### WHAT YOU HAVE TO DO
Scan the records for the word "color". Copy each line that includes it.

==== DATA FOR THE TASK

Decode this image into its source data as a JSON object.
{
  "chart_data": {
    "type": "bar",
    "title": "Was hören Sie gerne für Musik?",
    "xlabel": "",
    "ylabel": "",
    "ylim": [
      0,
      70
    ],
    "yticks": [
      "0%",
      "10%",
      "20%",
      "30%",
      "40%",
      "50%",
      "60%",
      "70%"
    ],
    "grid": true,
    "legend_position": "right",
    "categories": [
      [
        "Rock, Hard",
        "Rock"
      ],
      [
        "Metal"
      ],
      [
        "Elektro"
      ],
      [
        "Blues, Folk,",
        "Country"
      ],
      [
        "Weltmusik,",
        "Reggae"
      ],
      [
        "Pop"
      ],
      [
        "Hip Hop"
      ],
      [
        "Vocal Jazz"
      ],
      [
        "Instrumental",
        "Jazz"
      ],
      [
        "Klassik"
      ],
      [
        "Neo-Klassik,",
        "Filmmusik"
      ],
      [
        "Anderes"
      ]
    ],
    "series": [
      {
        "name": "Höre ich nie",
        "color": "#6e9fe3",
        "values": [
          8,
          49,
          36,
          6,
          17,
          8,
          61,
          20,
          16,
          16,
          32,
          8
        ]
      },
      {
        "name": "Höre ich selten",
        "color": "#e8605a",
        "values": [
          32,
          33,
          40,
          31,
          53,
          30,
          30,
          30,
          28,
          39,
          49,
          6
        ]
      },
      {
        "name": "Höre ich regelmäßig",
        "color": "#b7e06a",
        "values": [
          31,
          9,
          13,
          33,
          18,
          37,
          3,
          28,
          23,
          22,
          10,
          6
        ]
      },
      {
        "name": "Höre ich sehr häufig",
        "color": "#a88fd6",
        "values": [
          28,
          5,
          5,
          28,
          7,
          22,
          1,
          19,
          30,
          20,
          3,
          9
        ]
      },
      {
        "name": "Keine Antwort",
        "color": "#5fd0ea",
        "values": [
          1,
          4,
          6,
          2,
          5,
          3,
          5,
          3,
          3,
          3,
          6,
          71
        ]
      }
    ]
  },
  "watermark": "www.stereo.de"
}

========

### REPLY
        "color": "#6e9fe3",
        "color": "#e8605a",
        "color": "#b7e06a",
        "color": "#a88fd6",
        "color": "#5fd0ea",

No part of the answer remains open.